[BEGIN]
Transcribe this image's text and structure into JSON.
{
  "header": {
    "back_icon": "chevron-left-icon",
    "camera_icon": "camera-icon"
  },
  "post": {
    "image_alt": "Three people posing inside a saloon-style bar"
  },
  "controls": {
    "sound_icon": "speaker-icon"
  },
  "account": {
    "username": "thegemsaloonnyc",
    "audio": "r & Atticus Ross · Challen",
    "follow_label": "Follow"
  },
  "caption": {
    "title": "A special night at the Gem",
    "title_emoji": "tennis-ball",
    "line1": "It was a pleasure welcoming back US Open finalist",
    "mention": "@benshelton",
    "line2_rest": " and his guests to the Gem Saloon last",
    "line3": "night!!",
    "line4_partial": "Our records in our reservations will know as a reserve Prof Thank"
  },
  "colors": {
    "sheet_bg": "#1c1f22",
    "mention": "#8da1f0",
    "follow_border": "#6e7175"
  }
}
[END]
* **The request**
Nothing should be left out: return all of the records exactly.

* **Written solution**
Transcribe this image's text and structure into JSON.
{
  "header": {
    "back_icon": "chevron-left-icon",
    "camera_icon": "camera-icon"
  },
  "post": {
    "image_alt": "Three people posing inside a saloon-style bar"
  },
  "controls": {
    "sound_icon": "speaker-icon"
  },
  "account": {
    "username": "thegemsaloonnyc",
    "audio": "r & Atticus Ross · Challen",
    "follow_label": "Follow"
  },
  "caption": {
    "title": "A special night at the Gem",
    "title_emoji": "tennis-ball",
    "line1": "It was a pleasure welcoming back US Open finalist",
    "mention": "@benshelton",
    "line2_rest": " and his guests to the Gem Saloon last",
    "line3": "night!!",
    "line4_partial": "Our records in our reservations will know as a reserve Prof Thank"
  },
  "colors": {
    "sheet_bg": "#1c1f22",
    "mention": "#8da1f0",
    "follow_border": "#6e7175"
  }
}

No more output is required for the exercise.